== Given request ==
Locate the line that contains "What data populates". Print it and every subsequent line through the final line of the records, exactly and only those.

== Supplied records ==
☆ ☆ ☆

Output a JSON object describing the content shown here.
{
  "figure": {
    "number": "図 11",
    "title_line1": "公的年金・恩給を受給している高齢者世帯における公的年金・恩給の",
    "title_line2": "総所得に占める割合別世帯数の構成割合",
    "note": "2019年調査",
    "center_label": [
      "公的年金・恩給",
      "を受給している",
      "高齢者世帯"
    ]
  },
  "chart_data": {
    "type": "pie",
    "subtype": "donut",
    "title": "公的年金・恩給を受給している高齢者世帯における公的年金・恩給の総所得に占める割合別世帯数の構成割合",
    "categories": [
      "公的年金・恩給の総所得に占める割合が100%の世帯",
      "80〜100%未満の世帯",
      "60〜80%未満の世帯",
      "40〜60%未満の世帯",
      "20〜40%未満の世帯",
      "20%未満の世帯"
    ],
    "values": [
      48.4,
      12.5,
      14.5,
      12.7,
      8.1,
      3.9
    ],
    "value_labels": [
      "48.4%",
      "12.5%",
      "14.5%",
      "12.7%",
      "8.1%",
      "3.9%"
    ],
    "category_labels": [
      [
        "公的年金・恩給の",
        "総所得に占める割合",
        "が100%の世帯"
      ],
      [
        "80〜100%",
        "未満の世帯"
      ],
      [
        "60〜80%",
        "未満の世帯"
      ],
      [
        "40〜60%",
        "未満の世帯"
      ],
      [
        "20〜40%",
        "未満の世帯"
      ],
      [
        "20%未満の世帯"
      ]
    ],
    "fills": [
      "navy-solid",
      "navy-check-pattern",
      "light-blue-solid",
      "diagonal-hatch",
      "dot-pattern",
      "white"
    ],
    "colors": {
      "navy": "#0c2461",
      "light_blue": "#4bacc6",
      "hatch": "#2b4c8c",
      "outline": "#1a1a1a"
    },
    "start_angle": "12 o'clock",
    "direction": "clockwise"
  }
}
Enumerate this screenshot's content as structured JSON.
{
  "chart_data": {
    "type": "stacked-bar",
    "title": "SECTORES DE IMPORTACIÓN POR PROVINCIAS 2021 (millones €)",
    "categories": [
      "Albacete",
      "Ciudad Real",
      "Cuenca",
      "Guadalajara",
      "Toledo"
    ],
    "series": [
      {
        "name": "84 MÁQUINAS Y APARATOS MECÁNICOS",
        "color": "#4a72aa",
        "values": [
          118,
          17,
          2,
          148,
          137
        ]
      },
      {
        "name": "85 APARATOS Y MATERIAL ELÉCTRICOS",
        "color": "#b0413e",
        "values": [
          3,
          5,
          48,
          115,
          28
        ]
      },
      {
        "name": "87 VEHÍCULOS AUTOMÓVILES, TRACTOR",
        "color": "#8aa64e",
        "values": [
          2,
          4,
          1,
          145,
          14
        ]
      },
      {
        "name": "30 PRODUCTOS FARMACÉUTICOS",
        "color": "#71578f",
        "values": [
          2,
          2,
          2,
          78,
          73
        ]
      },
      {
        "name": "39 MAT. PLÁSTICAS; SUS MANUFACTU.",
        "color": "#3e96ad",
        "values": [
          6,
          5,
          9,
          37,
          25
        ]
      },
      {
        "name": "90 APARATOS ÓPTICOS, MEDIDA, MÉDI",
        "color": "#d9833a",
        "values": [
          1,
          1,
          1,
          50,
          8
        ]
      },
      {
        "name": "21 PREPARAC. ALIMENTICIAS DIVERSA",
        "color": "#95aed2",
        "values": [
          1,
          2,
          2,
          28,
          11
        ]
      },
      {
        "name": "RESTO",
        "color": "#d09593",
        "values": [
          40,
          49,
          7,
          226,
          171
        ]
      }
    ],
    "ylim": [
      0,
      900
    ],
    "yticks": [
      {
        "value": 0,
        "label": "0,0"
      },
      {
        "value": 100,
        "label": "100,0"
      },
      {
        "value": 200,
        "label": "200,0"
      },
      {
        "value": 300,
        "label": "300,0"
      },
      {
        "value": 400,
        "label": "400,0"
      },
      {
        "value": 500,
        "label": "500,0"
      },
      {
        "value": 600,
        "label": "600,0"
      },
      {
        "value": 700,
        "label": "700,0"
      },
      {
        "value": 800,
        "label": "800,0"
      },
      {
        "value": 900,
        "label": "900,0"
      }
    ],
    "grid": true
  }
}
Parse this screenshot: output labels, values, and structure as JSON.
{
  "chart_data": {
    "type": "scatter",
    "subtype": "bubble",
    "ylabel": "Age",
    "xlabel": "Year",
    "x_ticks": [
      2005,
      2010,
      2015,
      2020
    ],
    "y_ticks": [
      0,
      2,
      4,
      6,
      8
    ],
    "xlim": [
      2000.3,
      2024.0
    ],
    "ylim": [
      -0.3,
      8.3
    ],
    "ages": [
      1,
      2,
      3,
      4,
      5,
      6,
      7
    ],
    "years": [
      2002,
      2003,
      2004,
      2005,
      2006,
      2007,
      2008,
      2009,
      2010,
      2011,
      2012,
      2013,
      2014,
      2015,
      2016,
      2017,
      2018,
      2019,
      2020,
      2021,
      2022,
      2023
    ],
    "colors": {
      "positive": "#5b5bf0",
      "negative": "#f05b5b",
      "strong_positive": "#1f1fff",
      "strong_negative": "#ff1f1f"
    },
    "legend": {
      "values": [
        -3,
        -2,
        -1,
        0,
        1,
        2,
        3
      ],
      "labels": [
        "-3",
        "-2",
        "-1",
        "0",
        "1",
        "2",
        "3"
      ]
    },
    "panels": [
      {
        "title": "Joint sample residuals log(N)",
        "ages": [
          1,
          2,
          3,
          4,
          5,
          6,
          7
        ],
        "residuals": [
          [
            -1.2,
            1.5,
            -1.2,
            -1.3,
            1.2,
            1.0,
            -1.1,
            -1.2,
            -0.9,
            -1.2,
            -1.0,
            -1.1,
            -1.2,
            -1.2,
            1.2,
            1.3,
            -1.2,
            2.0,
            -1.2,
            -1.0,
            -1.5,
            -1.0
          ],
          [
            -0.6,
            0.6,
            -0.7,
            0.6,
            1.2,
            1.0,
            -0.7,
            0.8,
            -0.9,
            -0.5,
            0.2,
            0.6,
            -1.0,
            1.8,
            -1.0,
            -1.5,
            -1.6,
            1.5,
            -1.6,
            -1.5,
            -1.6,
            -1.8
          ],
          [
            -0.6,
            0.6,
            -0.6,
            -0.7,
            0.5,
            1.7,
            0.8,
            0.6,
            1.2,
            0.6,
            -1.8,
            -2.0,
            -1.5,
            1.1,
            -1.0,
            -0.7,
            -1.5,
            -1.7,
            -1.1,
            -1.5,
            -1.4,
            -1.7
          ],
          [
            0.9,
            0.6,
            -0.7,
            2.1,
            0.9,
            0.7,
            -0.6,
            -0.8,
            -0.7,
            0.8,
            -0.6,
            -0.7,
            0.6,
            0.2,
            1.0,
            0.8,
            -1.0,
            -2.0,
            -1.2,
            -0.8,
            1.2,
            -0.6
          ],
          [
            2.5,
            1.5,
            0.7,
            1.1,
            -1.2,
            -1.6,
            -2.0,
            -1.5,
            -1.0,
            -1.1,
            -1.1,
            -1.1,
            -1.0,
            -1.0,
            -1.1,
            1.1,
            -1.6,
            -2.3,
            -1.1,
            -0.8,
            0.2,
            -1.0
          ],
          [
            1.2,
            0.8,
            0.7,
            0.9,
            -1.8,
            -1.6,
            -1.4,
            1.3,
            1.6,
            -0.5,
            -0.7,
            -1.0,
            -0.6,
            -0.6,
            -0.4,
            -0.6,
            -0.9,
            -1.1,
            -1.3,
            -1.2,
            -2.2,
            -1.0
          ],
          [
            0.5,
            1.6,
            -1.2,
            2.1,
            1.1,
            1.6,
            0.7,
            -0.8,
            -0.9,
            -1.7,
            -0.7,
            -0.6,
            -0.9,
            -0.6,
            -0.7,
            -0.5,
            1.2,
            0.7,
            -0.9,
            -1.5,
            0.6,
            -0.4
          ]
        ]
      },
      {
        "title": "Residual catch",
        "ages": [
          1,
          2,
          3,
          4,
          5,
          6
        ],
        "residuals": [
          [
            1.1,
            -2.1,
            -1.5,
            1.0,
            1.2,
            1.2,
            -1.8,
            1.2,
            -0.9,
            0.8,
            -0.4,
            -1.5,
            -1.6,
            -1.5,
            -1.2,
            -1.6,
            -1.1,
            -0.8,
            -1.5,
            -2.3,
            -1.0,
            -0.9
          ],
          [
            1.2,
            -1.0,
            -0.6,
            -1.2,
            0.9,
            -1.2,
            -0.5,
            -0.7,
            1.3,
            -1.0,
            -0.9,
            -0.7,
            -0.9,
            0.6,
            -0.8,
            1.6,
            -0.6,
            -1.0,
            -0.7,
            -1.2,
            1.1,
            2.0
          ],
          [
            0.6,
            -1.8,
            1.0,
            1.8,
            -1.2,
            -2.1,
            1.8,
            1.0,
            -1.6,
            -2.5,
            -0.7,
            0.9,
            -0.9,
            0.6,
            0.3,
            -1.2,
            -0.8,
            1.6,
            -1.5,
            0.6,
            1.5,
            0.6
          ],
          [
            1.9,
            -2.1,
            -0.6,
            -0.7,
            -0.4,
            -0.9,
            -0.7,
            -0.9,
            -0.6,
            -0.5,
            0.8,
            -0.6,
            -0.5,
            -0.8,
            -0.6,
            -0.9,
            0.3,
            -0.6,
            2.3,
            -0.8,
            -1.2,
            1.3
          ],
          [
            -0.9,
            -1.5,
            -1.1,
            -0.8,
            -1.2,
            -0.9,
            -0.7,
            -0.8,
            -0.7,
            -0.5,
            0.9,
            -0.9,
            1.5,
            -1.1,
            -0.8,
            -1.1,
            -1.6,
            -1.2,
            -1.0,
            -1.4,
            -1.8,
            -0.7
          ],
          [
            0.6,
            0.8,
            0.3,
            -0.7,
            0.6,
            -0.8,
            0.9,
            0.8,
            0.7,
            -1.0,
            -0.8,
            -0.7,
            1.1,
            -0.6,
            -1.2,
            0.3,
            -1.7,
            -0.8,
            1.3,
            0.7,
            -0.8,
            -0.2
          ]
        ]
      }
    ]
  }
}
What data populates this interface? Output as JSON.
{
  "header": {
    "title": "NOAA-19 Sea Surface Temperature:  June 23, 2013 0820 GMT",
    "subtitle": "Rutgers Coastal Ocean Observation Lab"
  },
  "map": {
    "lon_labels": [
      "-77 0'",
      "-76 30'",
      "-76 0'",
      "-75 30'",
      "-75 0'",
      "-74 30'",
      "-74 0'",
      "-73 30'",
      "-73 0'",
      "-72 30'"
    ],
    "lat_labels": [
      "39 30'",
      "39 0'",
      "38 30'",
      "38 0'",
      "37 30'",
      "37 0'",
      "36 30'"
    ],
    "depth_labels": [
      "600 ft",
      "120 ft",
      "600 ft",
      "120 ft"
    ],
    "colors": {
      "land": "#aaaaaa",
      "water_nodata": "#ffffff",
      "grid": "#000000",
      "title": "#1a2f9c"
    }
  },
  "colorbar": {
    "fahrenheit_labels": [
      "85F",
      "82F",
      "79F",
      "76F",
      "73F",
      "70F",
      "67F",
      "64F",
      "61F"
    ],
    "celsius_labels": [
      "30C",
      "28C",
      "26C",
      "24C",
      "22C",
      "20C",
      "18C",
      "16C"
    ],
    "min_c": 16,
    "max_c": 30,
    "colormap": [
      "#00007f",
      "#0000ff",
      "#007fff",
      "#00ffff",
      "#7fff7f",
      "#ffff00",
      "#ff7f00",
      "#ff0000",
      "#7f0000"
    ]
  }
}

☆ ☆ ☆

== Exercise response ==
What data populates this interface? Output as JSON.
{
  "header": {
    "title": "NOAA-19 Sea Surface Temperature:  June 23, 2013 0820 GMT",
    "subtitle": "Rutgers Coastal Ocean Observation Lab"
  },
  "map": {
    "lon_labels": [
      "-77 0'",
      "-76 30'",
      "-76 0'",
      "-75 30'",
      "-75 0'",
      "-74 30'",
      "-74 0'",
      "-73 30'",
      "-73 0'",
      "-72 30'"
    ],
    "lat_labels": [
      "39 30'",
      "39 0'",
      "38 30'",
      "38 0'",
      "37 30'",
      "37 0'",
      "36 30'"
    ],
    "depth_labels": [
      "600 ft",
      "120 ft",
      "600 ft",
      "120 ft"
    ],
    "colors": {
      "land": "#aaaaaa",
      "water_nodata": "#ffffff",
      "grid": "#000000",
      "title": "#1a2f9c"
    }
  },
  "colorbar": {
    "fahrenheit_labels": [
      "85F",
      "82F",
      "79F",
      "76F",
      "73F",
      "70F",
      "67F",
      "64F",
      "61F"
    ],
    "celsius_labels": [
      "30C",
      "28C",
      "26C",
      "24C",
      "22C",
      "20C",
      "18C",
      "16C"
    ],
    "min_c": 16,
    "max_c": 30,
    "colormap": [
      "#00007f",
      "#0000ff",
      "#007fff",
      "#00ffff",
      "#7fff7f",
      "#ffff00",
      "#ff7f00",
      "#ff0000",
      "#7f0000"
    ]
  }
}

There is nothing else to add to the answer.